Set exercise — Each entry below must be repeated exactly, with pictures left out.
━━━━━━━━━━━━━━━━
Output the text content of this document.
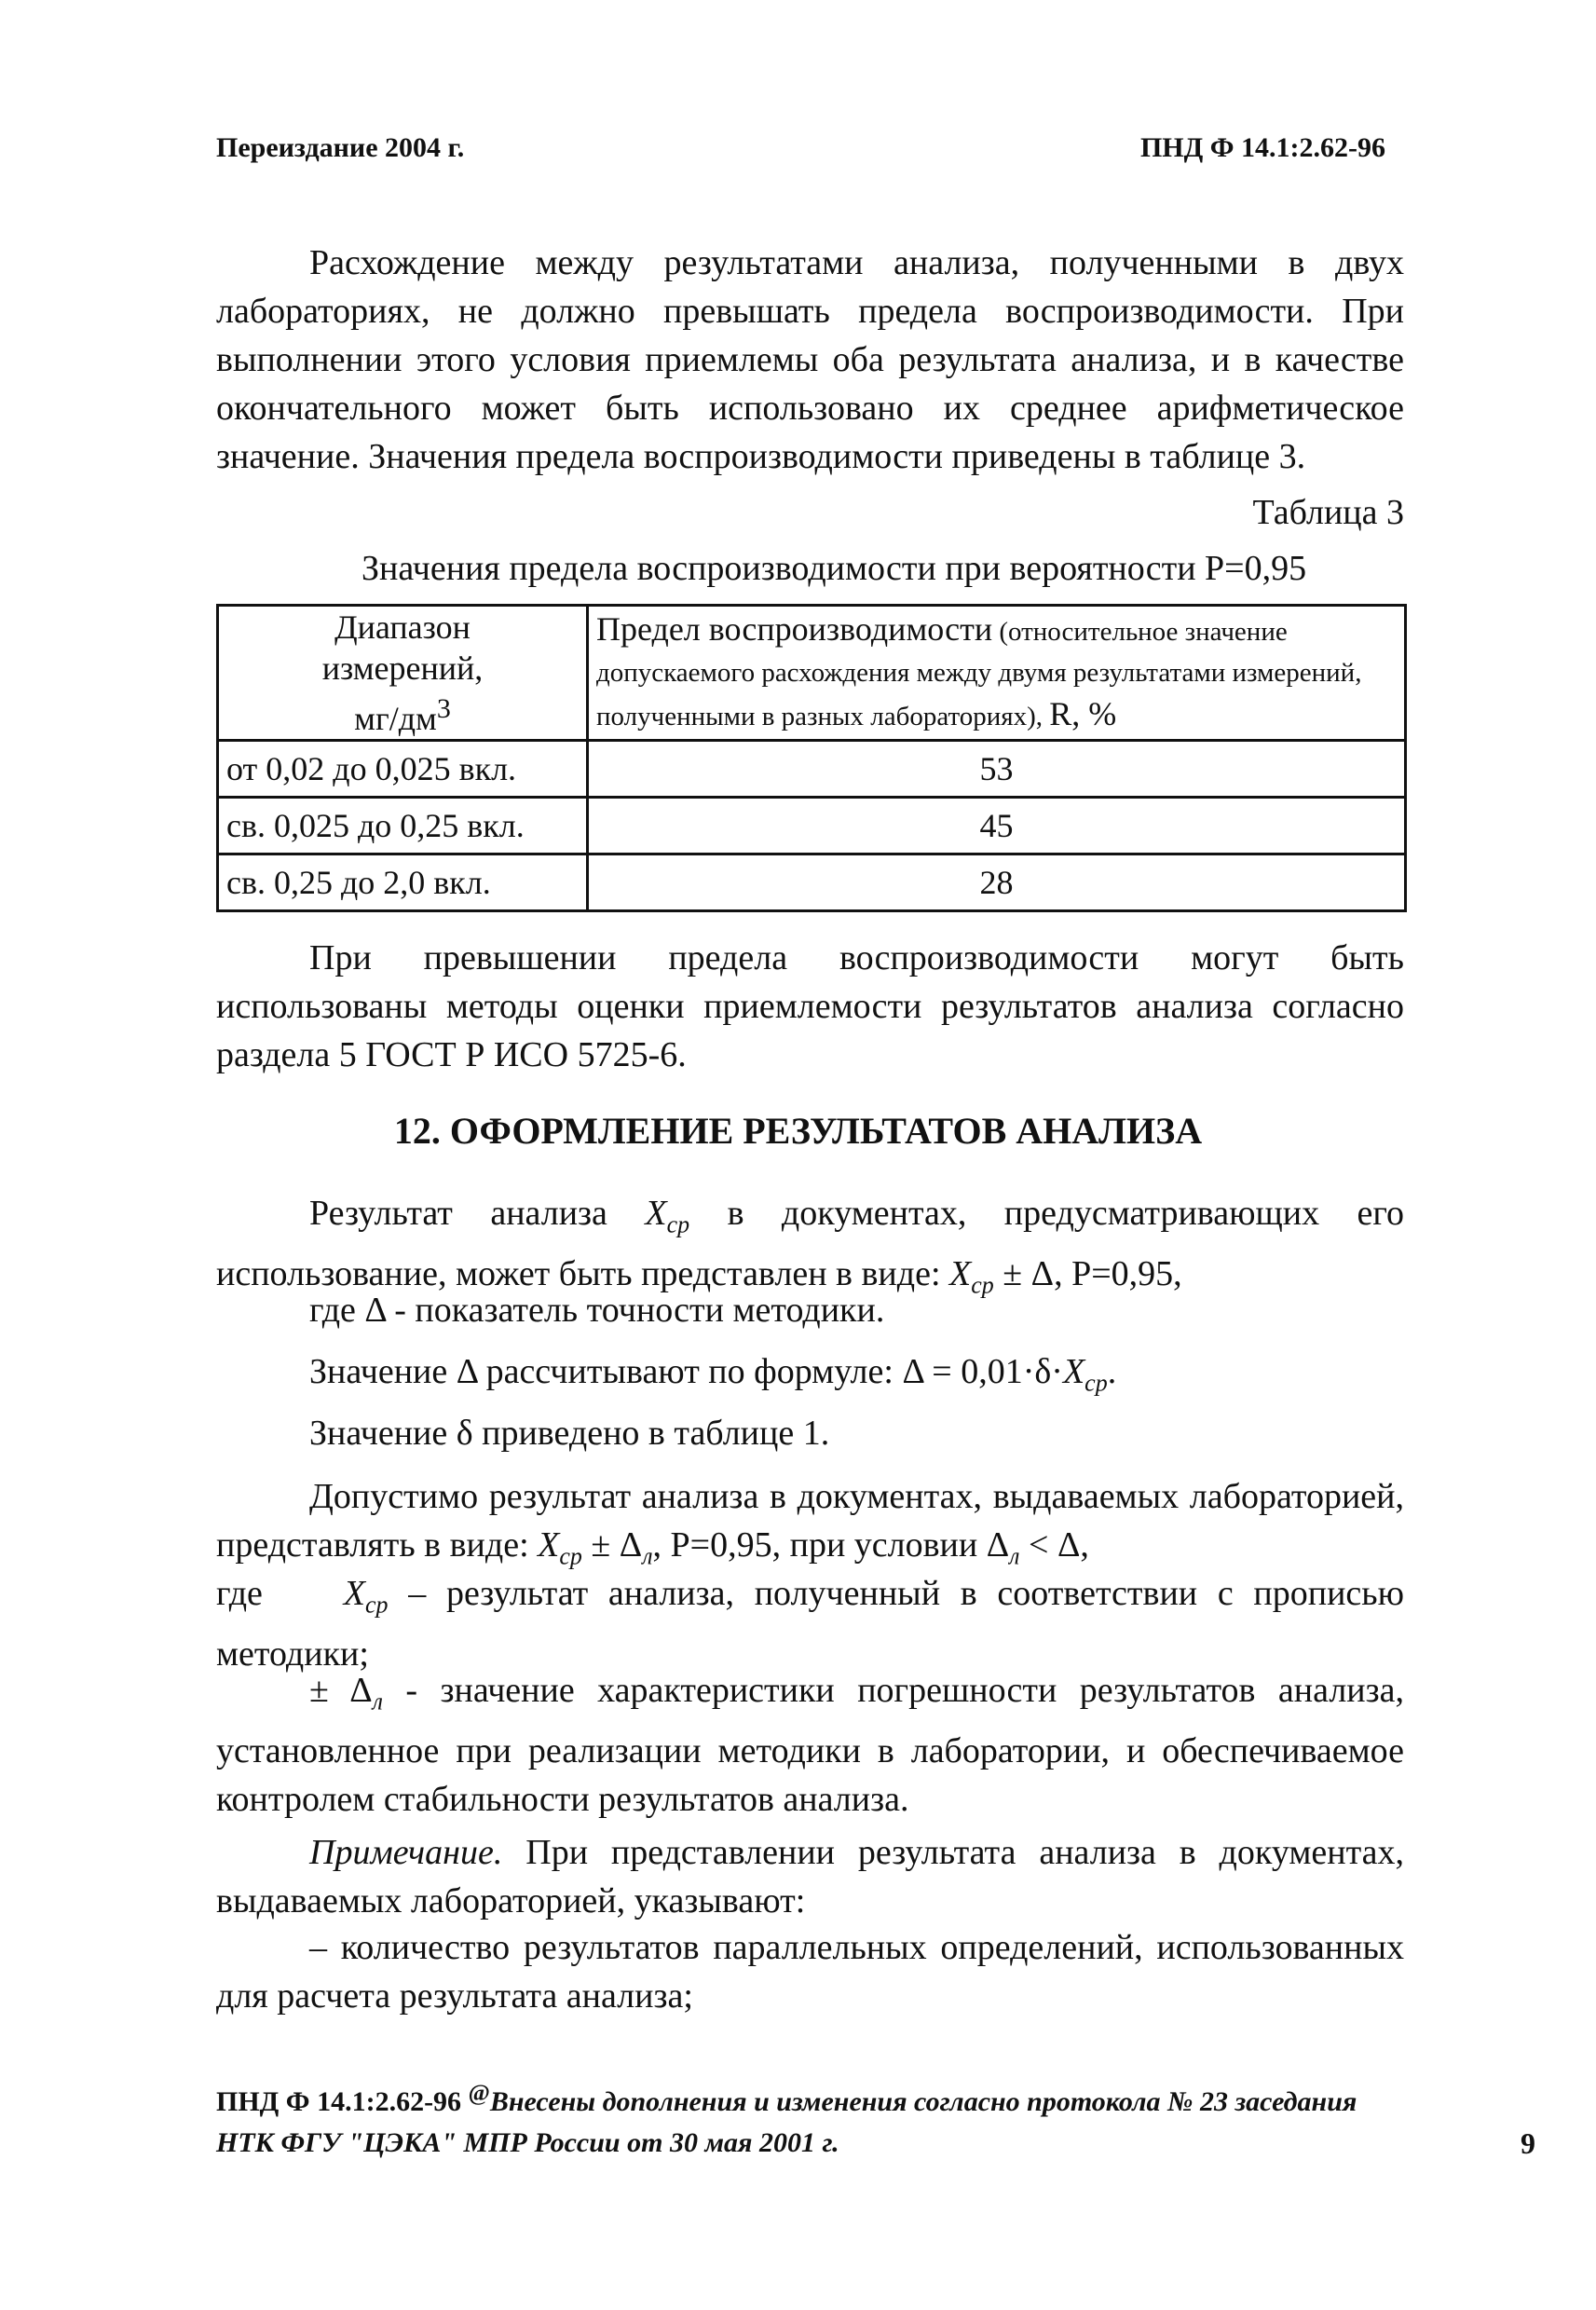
Переиздание 2004 г.	ПНД Ф 14.1:2.62-96

Расхождение между результатами анализа, полученными в двух лабораториях, не должно превышать предела воспроизводимости. При выполнении этого условия приемлемы оба результата анализа, и в качестве окончательного может быть использовано их среднее арифметическое значение. Значения предела воспроизводимости приведены в таблице 3.

Таблица 3
Значения предела воспроизводимости при вероятности P=0,95
Диапазон
измерений,
$мг/дм^3$	Предел воспроизводимости (относительное значение допускаемого расхождения между двумя результатами измерений, полученными в разных лабораториях), R, %
от 0,02 до 0,025 вкл.	53
св. 0,025 до 0,25 вкл.	45
св. 0,25 до 2,0 вкл.	28

При превышении предела воспроизводимости могут быть использованы методы оценки приемлемости результатов анализа согласно раздела 5 ГОСТ Р ИСО 5725-6.

12. ОФОРМЛЕНИЕ РЕЗУЛЬТАТОВ АНАЛИЗА

Результат анализа $X_{ср}$ в документах, предусматривающих его использование, может быть представлен в виде: $X_{ср} \pm \Delta$, P=0,95,

где Δ - показатель точности методики.

Значение Δ рассчитывают по формуле: $\Delta = 0,01\cdot\delta\cdot X_{ср}$.

Значение δ приведено в таблице 1.

Допустимо результат анализа в документах, выдаваемых лабораторией, представлять в виде: $X_{ср} \pm \Delta_л$, P=0,95, при условии $\Delta_л < \Delta$,

где $X_{ср}$ – результат анализа, полученный в соответствии с прописью методики;

± $\Delta_л$ - значение характеристики погрешности результатов анализа, установленное при реализации методики в лаборатории, и обеспечиваемое контролем стабильности результатов анализа.

Примечание. При представлении результата анализа в документах, выдаваемых лабораторией, указывают:

– количество результатов параллельных определений, использованных для расчета результата анализа;

ПНД Ф 14.1:2.62-96 @Внесены дополнения и изменения согласно протокола № 23 заседания НТК ФГУ "ЦЭКА" МПР России от 30 мая 2001 г.	9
━━━━━━━━━━━━━━━━
Full output —
Output the text content of this document.
Переиздание 2004 г.	ПНД Ф 14.1:2.62-96

Расхождение между результатами анализа, полученными в двух лабораториях, не должно превышать предела воспроизводимости. При выполнении этого условия приемлемы оба результата анализа, и в качестве окончательного может быть использовано их среднее арифметическое значение. Значения предела воспроизводимости приведены в таблице 3.

Таблица 3
Значения предела воспроизводимости при вероятности P=0,95
Диапазон
измерений,
$мг/дм^3$	Предел воспроизводимости (относительное значение допускаемого расхождения между двумя результатами измерений, полученными в разных лабораториях), R, %
от 0,02 до 0,025 вкл.	53
св. 0,025 до 0,25 вкл.	45
св. 0,25 до 2,0 вкл.	28

При превышении предела воспроизводимости могут быть использованы методы оценки приемлемости результатов анализа согласно раздела 5 ГОСТ Р ИСО 5725-6.

12. ОФОРМЛЕНИЕ РЕЗУЛЬТАТОВ АНАЛИЗА

Результат анализа $X_{ср}$ в документах, предусматривающих его использование, может быть представлен в виде: $X_{ср} \pm \Delta$, P=0,95,

где Δ - показатель точности методики.

Значение Δ рассчитывают по формуле: $\Delta = 0,01\cdot\delta\cdot X_{ср}$.

Значение δ приведено в таблице 1.

Допустимо результат анализа в документах, выдаваемых лабораторией, представлять в виде: $X_{ср} \pm \Delta_л$, P=0,95, при условии $\Delta_л < \Delta$,

где $X_{ср}$ – результат анализа, полученный в соответствии с прописью методики;

± $\Delta_л$ - значение характеристики погрешности результатов анализа, установленное при реализации методики в лаборатории, и обеспечиваемое контролем стабильности результатов анализа.

Примечание. При представлении результата анализа в документах, выдаваемых лабораторией, указывают:

– количество результатов параллельных определений, использованных для расчета результата анализа;

ПНД Ф 14.1:2.62-96 @Внесены дополнения и изменения согласно протокола № 23 заседания НТК ФГУ "ЦЭКА" МПР России от 30 мая 2001 г.	9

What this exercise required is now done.